▸ **Dataset**:
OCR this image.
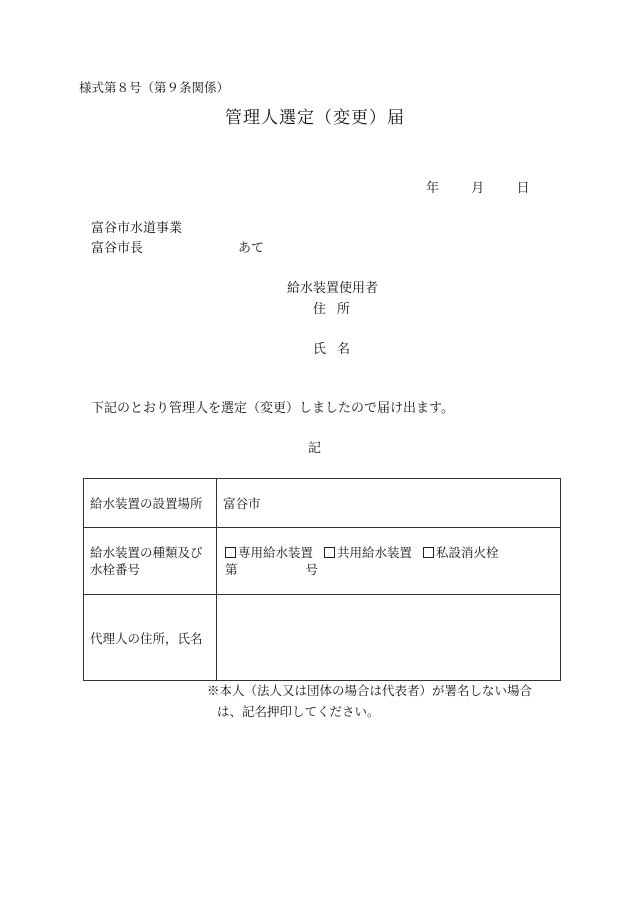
様式第８号（第９条関係）
管理人選定（変更）届
年 月 日
富谷市水道事業
富谷市長	あて
給水装置使用者
住所
氏名
下記のとおり管理人を選定（変更）しましたので届け出ます。
記
給水装置の設置場所	富谷市
給水装置の種類及び
水栓番号	専用給水装置 共用給水装置 私設消火栓
第 号
代理人の住所，氏名	
※本人（法人又は団体の場合は代表者）が署名しない場合
は、記名押印してください。
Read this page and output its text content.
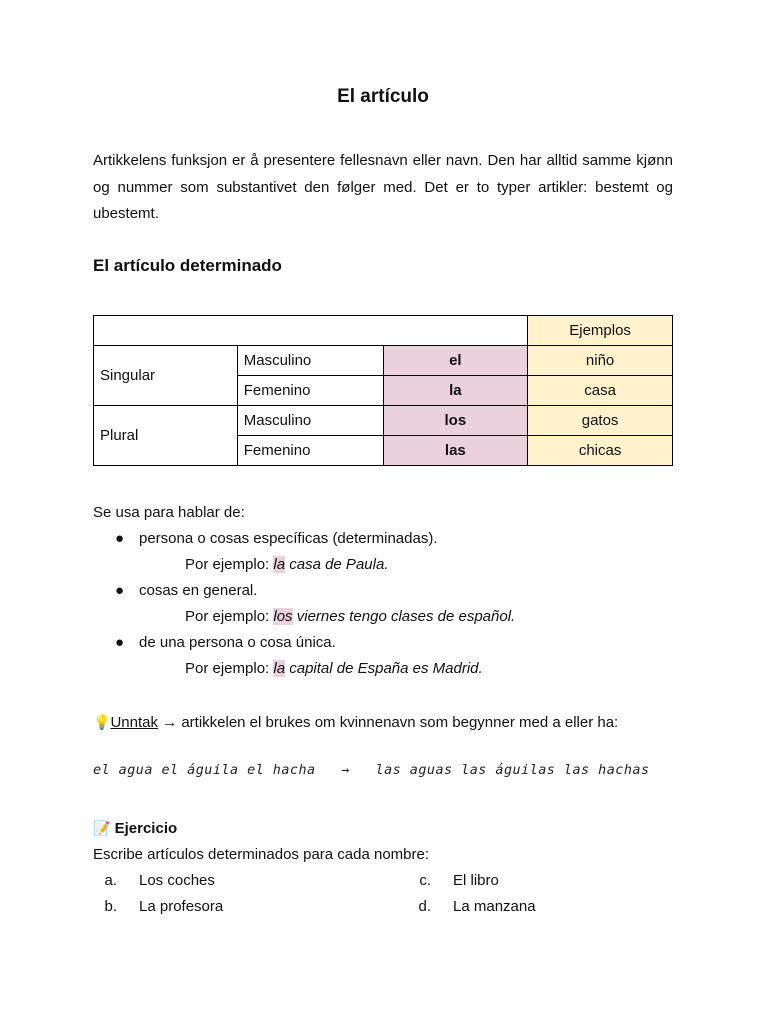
El artículo

Artikkelens funksjon er å presentere fellesnavn eller navn. Den har alltid samme kjønn og nummer som substantivet den følger med. Det er to typer artikler: bestemt og ubestemt.

El artículo determinado
			Ejemplos
Singular	Masculino	el	niño
	Femenino	la	casa
Plural	Masculino	los	gatos
	Femenino	las	chicas

Se usa para hablar de:

● persona o cosas específicas (determinadas).

Por ejemplo: la casa de Paula.

● cosas en general.

Por ejemplo: los viernes tengo clases de español.

● de una persona o cosa única.

Por ejemplo: la capital de España es Madrid.

💡Unntak → artikkelen el brukes om kvinnenavn som begynner med a eller ha:
el agua el águila el hacha → las aguas las águilas las hachas

📝 Ejercicio

Escribe artículos determinados para cada nombre:

a. Los coches
b. La profesora
c. El libro
d. La manzana
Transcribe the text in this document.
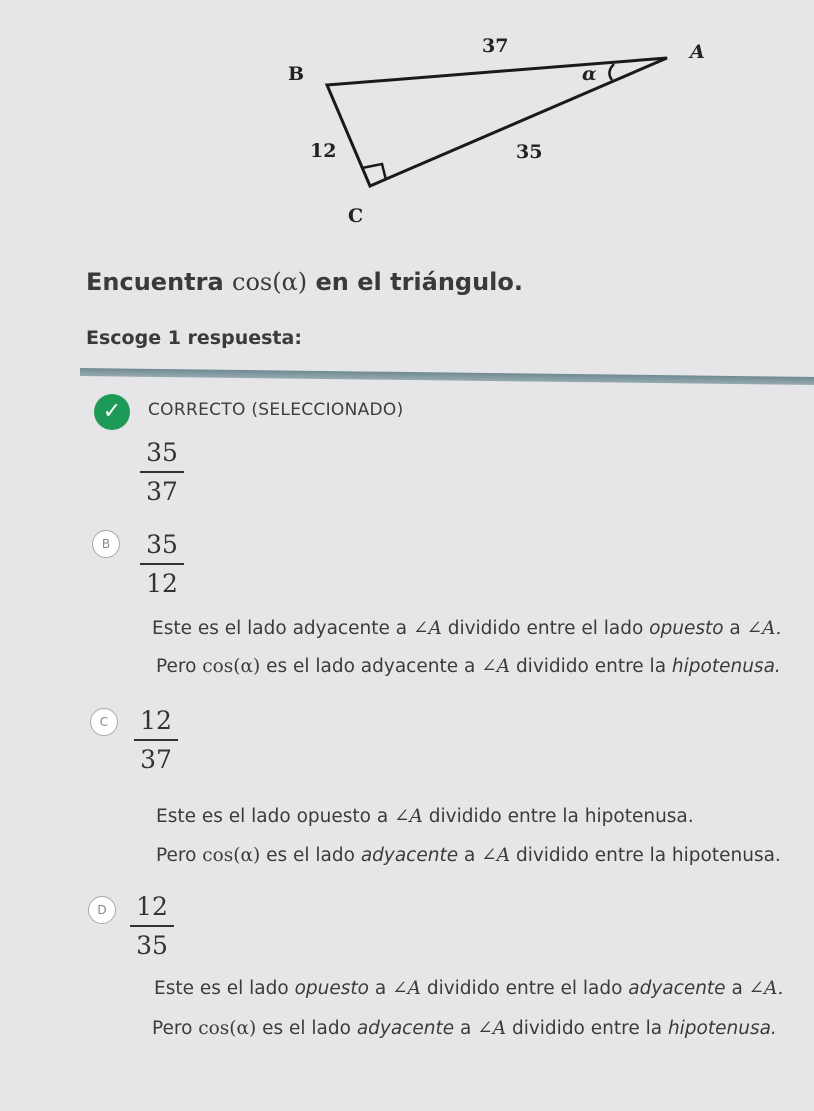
B
A
C
37
12	35
α
Encuentra cos(α) en el triángulo.
Escoge 1 respuesta:
✓	CORRECTO (SELECCIONADO)
35
37
B	35
12
Este es el lado adyacente a ∠A dividido entre el lado opuesto a ∠A.
Pero cos(α) es el lado adyacente a ∠A dividido entre la hipotenusa.
C	12
37
Este es el lado opuesto a ∠A dividido entre la hipotenusa.
Pero cos(α) es el lado adyacente a ∠A dividido entre la hipotenusa.
D	12
35
Este es el lado opuesto a ∠A dividido entre el lado adyacente a ∠A.
Pero cos(α) es el lado adyacente a ∠A dividido entre la hipotenusa.
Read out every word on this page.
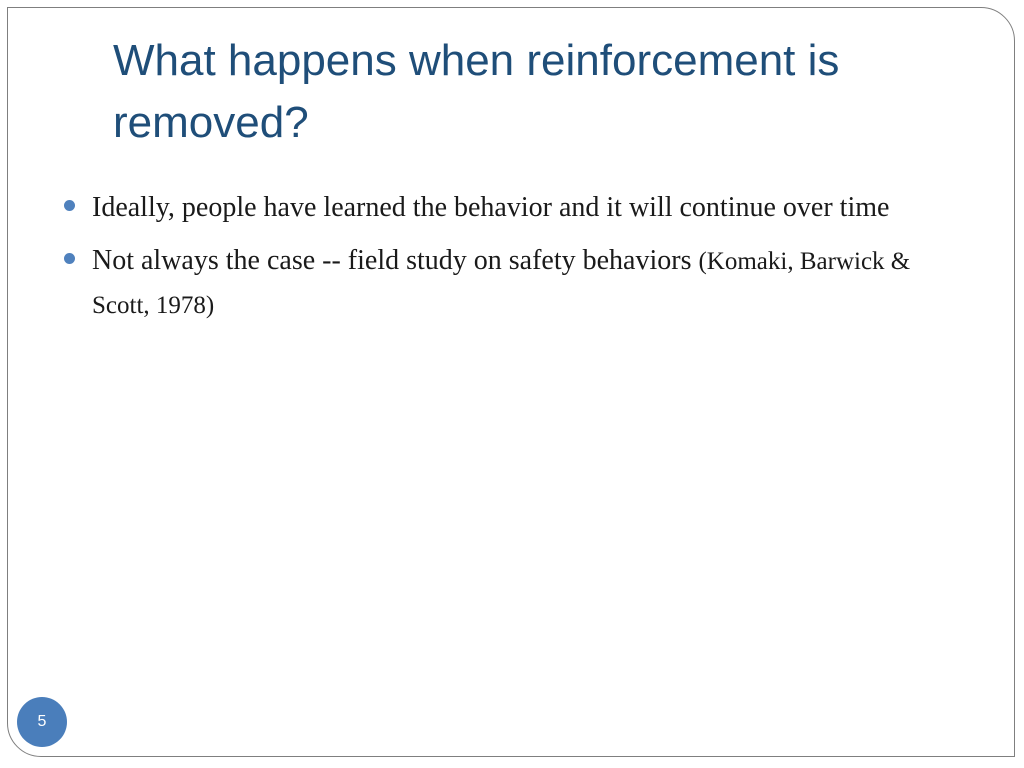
What happens when reinforcement is removed?
Ideally, people have learned the behavior and it will continue over time
Not always the case -- field study on safety behaviors (Komaki, Barwick & Scott, 1978)
5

▸ **Goal**:
Only the count is needed: the number of lines in the data that include the word "opuesto".

▸ **Solution for this task**:
3